§ RECORDS FOR THIS EXERCISE
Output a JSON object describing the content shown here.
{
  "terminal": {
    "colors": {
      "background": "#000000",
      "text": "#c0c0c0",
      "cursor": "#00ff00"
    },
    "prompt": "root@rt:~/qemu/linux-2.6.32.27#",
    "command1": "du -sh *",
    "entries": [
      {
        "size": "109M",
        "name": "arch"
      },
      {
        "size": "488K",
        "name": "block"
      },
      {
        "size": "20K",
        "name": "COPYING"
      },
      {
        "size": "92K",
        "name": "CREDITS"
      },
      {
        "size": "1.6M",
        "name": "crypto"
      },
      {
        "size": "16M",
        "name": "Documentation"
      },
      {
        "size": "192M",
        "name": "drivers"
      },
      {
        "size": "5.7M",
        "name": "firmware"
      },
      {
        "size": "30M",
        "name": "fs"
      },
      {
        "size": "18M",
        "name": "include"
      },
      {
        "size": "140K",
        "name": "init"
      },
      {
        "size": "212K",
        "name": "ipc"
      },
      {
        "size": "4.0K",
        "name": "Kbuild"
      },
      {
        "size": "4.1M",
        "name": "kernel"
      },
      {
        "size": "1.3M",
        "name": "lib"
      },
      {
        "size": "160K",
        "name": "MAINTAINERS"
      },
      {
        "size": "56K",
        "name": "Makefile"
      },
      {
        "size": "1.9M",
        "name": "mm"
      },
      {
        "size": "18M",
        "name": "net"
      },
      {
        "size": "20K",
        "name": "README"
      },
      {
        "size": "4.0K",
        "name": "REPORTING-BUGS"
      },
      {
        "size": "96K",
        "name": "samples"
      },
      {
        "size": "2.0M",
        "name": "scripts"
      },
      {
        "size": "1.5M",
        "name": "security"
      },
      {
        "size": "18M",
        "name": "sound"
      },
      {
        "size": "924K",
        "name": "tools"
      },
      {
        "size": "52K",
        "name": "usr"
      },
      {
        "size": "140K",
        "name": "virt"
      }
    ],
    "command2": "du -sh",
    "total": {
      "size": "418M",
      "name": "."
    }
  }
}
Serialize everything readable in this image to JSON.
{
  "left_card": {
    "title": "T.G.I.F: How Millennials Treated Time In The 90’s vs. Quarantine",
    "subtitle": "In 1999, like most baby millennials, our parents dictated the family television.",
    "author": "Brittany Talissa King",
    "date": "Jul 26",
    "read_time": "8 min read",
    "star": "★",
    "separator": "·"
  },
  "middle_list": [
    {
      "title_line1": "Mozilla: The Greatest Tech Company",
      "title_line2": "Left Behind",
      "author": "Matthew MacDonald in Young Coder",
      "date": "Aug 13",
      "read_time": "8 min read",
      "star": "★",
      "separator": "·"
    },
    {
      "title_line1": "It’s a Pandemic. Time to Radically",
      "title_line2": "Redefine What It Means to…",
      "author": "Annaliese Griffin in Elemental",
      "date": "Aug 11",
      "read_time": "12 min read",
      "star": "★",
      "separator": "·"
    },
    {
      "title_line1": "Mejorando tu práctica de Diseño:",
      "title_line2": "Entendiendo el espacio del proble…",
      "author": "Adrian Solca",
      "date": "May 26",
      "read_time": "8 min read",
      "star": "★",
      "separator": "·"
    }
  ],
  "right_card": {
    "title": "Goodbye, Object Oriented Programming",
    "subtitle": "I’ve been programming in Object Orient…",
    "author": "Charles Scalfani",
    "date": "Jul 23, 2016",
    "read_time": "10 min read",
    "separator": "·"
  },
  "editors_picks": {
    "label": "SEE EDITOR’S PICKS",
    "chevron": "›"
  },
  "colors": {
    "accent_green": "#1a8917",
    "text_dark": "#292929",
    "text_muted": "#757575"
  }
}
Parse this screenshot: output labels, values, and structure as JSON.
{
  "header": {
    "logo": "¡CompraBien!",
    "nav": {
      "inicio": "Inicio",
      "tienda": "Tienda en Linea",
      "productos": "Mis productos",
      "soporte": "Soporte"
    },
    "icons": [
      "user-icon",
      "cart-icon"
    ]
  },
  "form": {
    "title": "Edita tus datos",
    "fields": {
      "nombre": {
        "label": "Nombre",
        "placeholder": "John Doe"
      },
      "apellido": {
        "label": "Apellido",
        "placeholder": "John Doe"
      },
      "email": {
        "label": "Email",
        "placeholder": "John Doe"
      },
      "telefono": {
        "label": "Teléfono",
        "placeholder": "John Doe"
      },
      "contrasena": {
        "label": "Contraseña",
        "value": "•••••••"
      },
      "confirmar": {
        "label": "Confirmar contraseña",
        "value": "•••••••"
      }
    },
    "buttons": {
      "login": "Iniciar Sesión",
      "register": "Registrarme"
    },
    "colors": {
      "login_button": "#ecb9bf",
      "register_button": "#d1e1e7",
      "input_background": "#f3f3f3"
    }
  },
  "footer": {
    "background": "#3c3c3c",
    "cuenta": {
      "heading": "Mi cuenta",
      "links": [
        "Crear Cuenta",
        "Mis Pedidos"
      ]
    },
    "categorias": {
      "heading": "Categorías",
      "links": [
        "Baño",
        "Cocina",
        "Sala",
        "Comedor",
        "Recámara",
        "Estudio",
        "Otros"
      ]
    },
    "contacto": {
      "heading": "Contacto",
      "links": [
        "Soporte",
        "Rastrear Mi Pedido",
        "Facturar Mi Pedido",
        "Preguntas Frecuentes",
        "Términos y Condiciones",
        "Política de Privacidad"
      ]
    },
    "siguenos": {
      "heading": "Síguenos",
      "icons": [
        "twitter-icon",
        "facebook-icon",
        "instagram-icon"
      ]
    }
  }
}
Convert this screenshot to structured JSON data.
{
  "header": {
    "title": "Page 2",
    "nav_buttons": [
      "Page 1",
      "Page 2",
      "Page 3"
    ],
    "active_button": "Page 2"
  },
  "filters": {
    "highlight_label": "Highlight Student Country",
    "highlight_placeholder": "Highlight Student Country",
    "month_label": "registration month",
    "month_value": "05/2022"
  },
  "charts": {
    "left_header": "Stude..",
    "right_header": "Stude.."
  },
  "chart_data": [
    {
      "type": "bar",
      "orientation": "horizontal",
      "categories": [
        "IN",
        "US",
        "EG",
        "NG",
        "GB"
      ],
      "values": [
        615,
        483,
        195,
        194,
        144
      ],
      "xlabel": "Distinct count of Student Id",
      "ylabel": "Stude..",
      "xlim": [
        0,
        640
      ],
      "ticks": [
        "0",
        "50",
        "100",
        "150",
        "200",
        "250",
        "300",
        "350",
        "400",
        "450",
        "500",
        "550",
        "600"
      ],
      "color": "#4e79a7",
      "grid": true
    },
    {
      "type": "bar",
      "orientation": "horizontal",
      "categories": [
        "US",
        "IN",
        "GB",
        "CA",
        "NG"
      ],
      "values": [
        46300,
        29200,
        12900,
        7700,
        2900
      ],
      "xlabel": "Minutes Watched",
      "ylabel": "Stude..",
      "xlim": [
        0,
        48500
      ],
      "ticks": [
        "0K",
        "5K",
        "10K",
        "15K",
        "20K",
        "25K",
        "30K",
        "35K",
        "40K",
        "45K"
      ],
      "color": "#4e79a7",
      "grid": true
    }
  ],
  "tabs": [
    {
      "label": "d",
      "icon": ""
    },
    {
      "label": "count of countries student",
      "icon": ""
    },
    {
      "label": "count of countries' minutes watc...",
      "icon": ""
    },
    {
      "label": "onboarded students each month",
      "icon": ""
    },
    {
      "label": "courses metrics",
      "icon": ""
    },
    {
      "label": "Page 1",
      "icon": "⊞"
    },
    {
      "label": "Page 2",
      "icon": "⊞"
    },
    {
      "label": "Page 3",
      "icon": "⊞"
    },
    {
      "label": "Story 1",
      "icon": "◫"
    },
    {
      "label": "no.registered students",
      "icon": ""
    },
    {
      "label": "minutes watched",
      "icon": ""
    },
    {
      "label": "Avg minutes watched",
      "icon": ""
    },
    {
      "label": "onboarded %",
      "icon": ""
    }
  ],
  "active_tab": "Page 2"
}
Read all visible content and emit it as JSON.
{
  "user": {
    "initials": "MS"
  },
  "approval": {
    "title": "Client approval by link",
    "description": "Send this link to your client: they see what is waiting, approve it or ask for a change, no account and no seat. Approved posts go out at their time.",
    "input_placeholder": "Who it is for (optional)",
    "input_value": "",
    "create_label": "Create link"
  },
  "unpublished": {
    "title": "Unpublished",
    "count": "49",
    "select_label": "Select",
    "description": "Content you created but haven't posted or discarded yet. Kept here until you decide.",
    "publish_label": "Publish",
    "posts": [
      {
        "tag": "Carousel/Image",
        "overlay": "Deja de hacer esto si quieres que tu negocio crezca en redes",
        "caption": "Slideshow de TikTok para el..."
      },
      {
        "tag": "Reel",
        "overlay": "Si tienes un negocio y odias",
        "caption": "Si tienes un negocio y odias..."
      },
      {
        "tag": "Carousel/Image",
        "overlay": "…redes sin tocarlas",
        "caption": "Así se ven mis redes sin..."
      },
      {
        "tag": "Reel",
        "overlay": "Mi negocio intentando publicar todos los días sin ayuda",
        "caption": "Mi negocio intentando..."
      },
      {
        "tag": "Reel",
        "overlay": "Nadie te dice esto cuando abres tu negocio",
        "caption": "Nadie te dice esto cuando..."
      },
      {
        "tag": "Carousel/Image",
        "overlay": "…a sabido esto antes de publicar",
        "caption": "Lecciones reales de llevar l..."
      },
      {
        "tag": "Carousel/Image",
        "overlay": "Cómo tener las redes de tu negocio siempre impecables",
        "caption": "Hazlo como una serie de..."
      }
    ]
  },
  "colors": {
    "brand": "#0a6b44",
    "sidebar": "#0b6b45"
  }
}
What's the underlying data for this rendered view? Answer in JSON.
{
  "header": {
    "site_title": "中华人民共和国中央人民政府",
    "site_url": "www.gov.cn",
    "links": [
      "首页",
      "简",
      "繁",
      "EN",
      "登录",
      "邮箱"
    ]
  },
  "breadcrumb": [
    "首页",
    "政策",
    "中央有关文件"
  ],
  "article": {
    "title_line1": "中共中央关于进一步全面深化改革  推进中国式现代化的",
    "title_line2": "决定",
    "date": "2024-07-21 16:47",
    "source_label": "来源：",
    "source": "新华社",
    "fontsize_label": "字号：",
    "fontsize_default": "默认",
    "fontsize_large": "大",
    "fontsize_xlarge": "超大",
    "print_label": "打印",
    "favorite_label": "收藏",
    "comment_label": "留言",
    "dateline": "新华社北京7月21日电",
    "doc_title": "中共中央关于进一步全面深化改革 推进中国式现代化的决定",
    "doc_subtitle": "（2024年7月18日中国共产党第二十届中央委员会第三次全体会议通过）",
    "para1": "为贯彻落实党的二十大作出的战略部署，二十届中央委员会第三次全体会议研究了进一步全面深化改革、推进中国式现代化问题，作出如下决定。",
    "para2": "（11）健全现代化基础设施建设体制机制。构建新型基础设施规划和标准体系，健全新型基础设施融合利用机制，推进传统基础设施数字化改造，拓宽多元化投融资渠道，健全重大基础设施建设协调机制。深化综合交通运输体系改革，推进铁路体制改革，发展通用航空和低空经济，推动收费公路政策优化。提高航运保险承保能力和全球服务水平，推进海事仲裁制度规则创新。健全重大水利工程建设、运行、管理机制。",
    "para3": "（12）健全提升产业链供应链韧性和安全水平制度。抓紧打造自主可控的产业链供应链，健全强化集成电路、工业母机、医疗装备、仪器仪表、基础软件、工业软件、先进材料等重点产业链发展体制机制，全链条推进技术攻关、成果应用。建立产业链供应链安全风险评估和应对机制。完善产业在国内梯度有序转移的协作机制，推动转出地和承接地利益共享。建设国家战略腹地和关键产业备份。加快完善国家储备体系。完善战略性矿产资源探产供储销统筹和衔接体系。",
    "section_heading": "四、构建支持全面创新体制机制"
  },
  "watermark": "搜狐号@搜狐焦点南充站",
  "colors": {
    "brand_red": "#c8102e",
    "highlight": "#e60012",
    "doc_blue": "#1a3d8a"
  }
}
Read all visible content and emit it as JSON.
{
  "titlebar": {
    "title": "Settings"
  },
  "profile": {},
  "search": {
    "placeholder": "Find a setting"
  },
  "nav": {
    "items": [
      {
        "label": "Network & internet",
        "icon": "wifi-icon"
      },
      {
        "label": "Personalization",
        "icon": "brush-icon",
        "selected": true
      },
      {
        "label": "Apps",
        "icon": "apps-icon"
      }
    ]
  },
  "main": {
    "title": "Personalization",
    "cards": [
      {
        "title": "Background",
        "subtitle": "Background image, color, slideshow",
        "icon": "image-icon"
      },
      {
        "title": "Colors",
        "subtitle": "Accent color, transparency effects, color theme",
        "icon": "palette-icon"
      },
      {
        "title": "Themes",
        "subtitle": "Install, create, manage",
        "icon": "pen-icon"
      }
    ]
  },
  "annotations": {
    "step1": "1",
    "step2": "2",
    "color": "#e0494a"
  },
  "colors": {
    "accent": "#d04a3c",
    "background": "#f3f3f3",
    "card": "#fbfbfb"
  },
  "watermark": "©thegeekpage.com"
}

§ PROBLEM
Among the entries above, how many lines include the word "posts"? Give the number with no comment.

§ WRITTEN ANSWER
2